[Stored records]
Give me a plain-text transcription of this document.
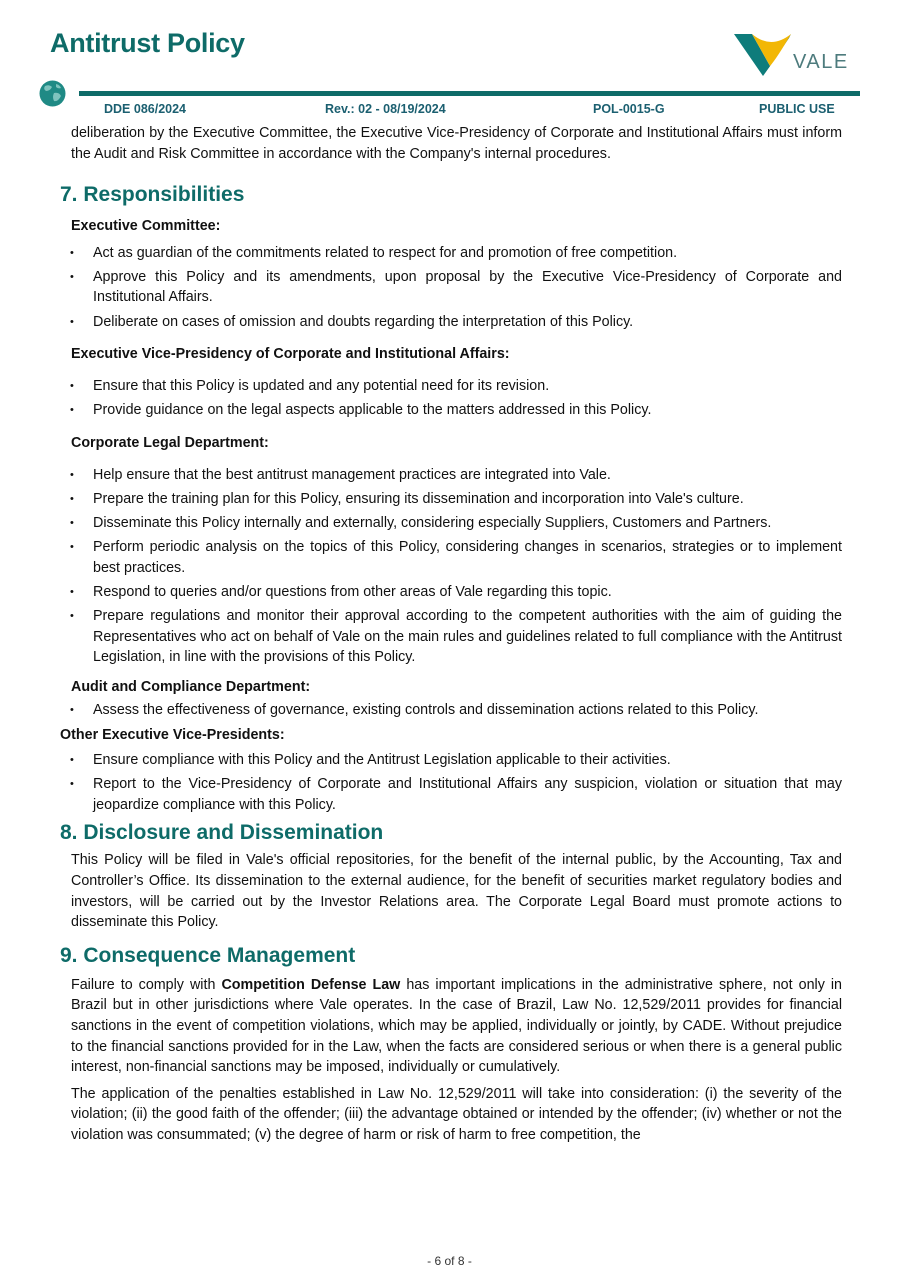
Antitrust Policy
VALE
DDE 086/2024	Rev.: 02 - 08/19/2024	POL-0015-G	PUBLIC USE

deliberation by the Executive Committee, the Executive Vice-Presidency of Corporate and Institutional Affairs must inform the Audit and Risk Committee in accordance with the Company's internal procedures.

7. Responsibilities
Executive Committee:
• Act as guardian of the commitments related to respect for and promotion of free competition.
• Approve this Policy and its amendments, upon proposal by the Executive Vice-Presidency of Corporate and Institutional Affairs.
• Deliberate on cases of omission and doubts regarding the interpretation of this Policy.
Executive Vice-Presidency of Corporate and Institutional Affairs:
• Ensure that this Policy is updated and any potential need for its revision.
• Provide guidance on the legal aspects applicable to the matters addressed in this Policy.
Corporate Legal Department:
• Help ensure that the best antitrust management practices are integrated into Vale.
• Prepare the training plan for this Policy, ensuring its dissemination and incorporation into Vale's culture.
• Disseminate this Policy internally and externally, considering especially Suppliers, Customers and Partners.
• Perform periodic analysis on the topics of this Policy, considering changes in scenarios, strategies or to implement best practices.
• Respond to queries and/or questions from other areas of Vale regarding this topic.
• Prepare regulations and monitor their approval according to the competent authorities with the aim of guiding the Representatives who act on behalf of Vale on the main rules and guidelines related to full compliance with the Antitrust Legislation, in line with the provisions of this Policy.
Audit and Compliance Department:
• Assess the effectiveness of governance, existing controls and dissemination actions related to this Policy.
Other Executive Vice-Presidents:
• Ensure compliance with this Policy and the Antitrust Legislation applicable to their activities.
• Report to the Vice-Presidency of Corporate and Institutional Affairs any suspicion, violation or situation that may jeopardize compliance with this Policy.
8. Disclosure and Dissemination

This Policy will be filed in Vale's official repositories, for the benefit of the internal public, by the Accounting, Tax and Controller’s Office. Its dissemination to the external audience, for the benefit of securities market regulatory bodies and investors, will be carried out by the Investor Relations area. The Corporate Legal Board must promote actions to disseminate this Policy.

9. Consequence Management

Failure to comply with Competition Defense Law has important implications in the administrative sphere, not only in Brazil but in other jurisdictions where Vale operates. In the case of Brazil, Law No. 12,529/2011 provides for financial sanctions in the event of competition violations, which may be applied, individually or jointly, by CADE. Without prejudice to the financial sanctions provided for in the Law, when the facts are considered serious or when there is a general public interest, non-financial sanctions may be imposed, individually or cumulatively.

The application of the penalties established in Law No. 12,529/2011 will take into consideration: (i) the severity of the violation; (ii) the good faith of the offender; (iii) the advantage obtained or intended by the offender; (iv) whether or not the violation was consummated; (v) the degree of harm or risk of harm to free competition, the

- 6 of 8 -
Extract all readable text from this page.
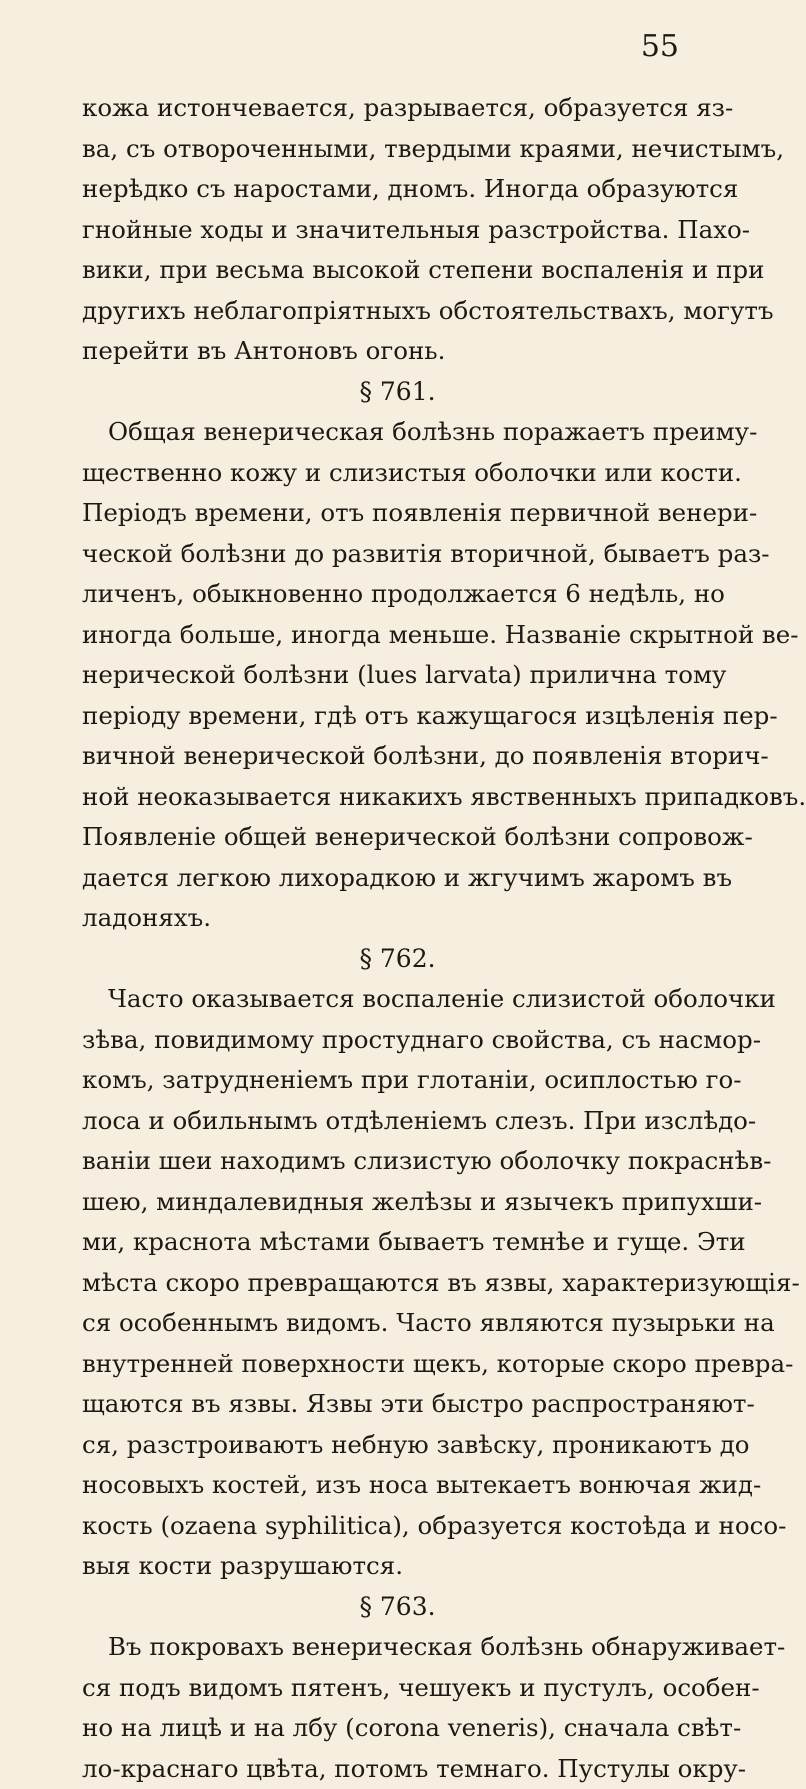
55
кожа истончевается, разрывается, образуется яз-
ва, съ отвороченными, твердыми краями, нечистымъ,
нерѣдко съ наростами, дномъ. Иногда образуются
гнойные ходы и значительныя разстройства. Пахо-
вики, при весьма высокой степени воспаленія и при
другихъ неблагопріятныхъ обстоятельствахъ, могутъ
перейти въ Антоновъ огонь.
§ 761.
Общая венерическая болѣзнь поражаетъ преиму-
щественно кожу и слизистыя оболочки или кости.
Періодъ времени, отъ появленія первичной венери-
ческой болѣзни до развитія вторичной, бываетъ раз-
личенъ, обыкновенно продолжается 6 недѣль, но
иногда больше, иногда меньше. Названіе скрытной ве-
нерической болѣзни (lues larvata) прилична тому
періоду времени, гдѣ отъ кажущагося изцѣленія пер-
вичной венерической болѣзни, до появленія вторич-
ной неоказывается никакихъ явственныхъ припадковъ.
Появленіе общей венерической болѣзни сопровож-
дается легкою лихорадкою и жгучимъ жаромъ въ
ладоняхъ.
§ 762.
Часто оказывается воспаленіе слизистой оболочки
зѣва, повидимому простуднаго свойства, съ насмор-
комъ, затрудненіемъ при глотаніи, осиплостью го-
лоса и обильнымъ отдѣленіемъ слезъ. При изслѣдо-
ваніи шеи находимъ слизистую оболочку покраснѣв-
шею, миндалевидныя желѣзы и язычекъ припухши-
ми, краснота мѣстами бываетъ темнѣе и гуще. Эти
мѣста скоро превращаются въ язвы, характеризующія-
ся особеннымъ видомъ. Часто являются пузырьки на
внутренней поверхности щекъ, которые скоро превра-
щаются въ язвы. Язвы эти быстро распространяют-
ся, разстроиваютъ небную завѣску, проникаютъ до
носовыхъ костей, изъ носа вытекаетъ вонючая жид-
кость (ozaena syphilitica), образуется костоѣда и носо-
выя кости разрушаются.
§ 763.
Въ покровахъ венерическая болѣзнь обнаруживает-
ся подъ видомъ пятенъ, чешуекъ и пустулъ, особен-
но на лицѣ и на лбу (corona veneris), сначала свѣт-
ло-краснаго цвѣта, потомъ темнаго. Пустулы окру-
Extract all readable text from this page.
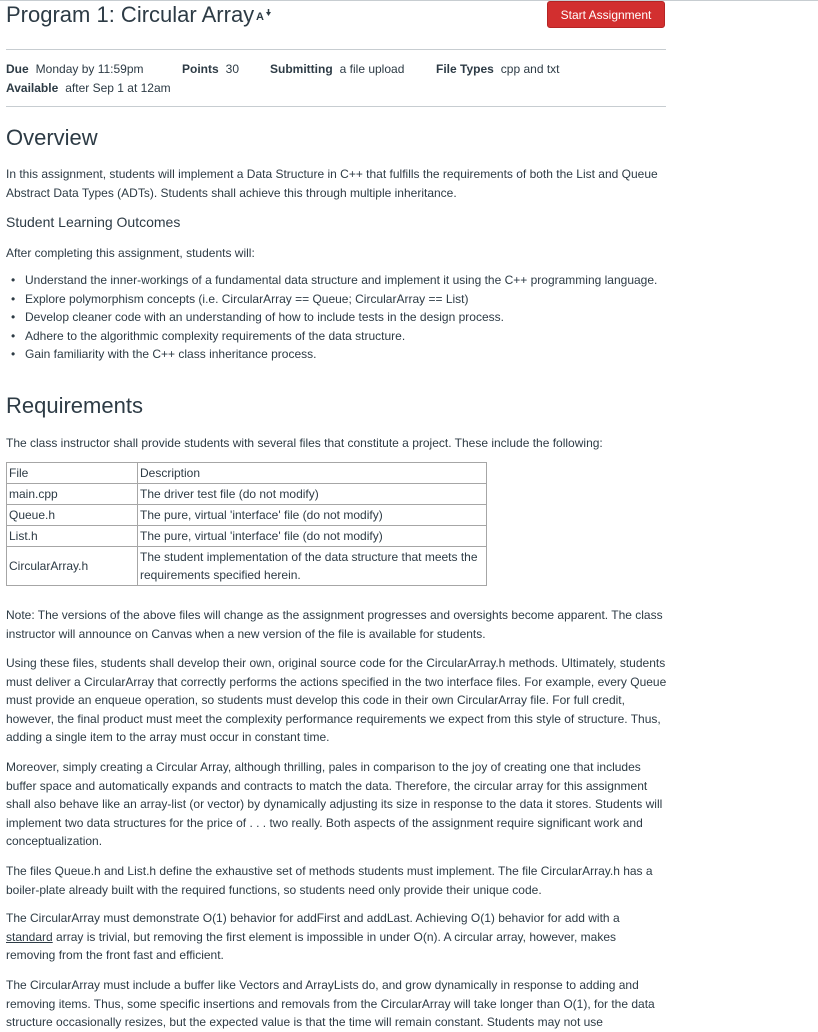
Program 1: Circular Array A	Start Assignment
Due Monday by 11:59pm	Points 30	Submitting a file upload	File Types cpp and txt
Available after Sep 1 at 12am
Overview

In this assignment, students will implement a Data Structure in C++ that fulfills the requirements of both the List and Queue Abstract Data Types (ADTs). Students shall achieve this through multiple inheritance.

Student Learning Outcomes

After completing this assignment, students will:

• Understand the inner-workings of a fundamental data structure and implement it using the C++ programming language.
• Explore polymorphism concepts (i.e. CircularArray == Queue; CircularArray == List)
• Develop cleaner code with an understanding of how to include tests in the design process.
• Adhere to the algorithmic complexity requirements of the data structure.
• Gain familiarity with the C++ class inheritance process.
Requirements

The class instructor shall provide students with several files that constitute a project. These include the following:

File	Description
main.cpp	The driver test file (do not modify)
Queue.h	The pure, virtual 'interface' file (do not modify)
List.h	The pure, virtual 'interface' file (do not modify)
CircularArray.h	The student implementation of the data structure that meets the requirements specified herein.

Note: The versions of the above files will change as the assignment progresses and oversights become apparent. The class instructor will announce on Canvas when a new version of the file is available for students.

Using these files, students shall develop their own, original source code for the CircularArray.h methods. Ultimately, students must deliver a CircularArray that correctly performs the actions specified in the two interface files. For example, every Queue must provide an enqueue operation, so students must develop this code in their own CircularArray file. For full credit, however, the final product must meet the complexity performance requirements we expect from this style of structure. Thus, adding a single item to the array must occur in constant time.

Moreover, simply creating a Circular Array, although thrilling, pales in comparison to the joy of creating one that includes buffer space and automatically expands and contracts to match the data. Therefore, the circular array for this assignment shall also behave like an array-list (or vector) by dynamically adjusting its size in response to the data it stores. Students will implement two data structures for the price of . . . two really. Both aspects of the assignment require significant work and conceptualization.

The files Queue.h and List.h define the exhaustive set of methods students must implement. The file CircularArray.h has a boiler-plate already built with the required functions, so students need only provide their unique code.

The CircularArray must demonstrate O(1) behavior for addFirst and addLast. Achieving O(1) behavior for add with a standard array is trivial, but removing the first element is impossible in under O(n). A circular array, however, makes removing from the front fast and efficient.

The CircularArray must include a buffer like Vectors and ArrayLists do, and grow dynamically in response to adding and removing items. Thus, some specific insertions and removals from the CircularArray will take longer than O(1), for the data structure occasionally resizes, but the expected value is that the time will remain constant. Students may not use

• _Directions for this task_:
A number is the only answer here: how many lines of the material above contain "оболочки"?

• _Exercise response_:
2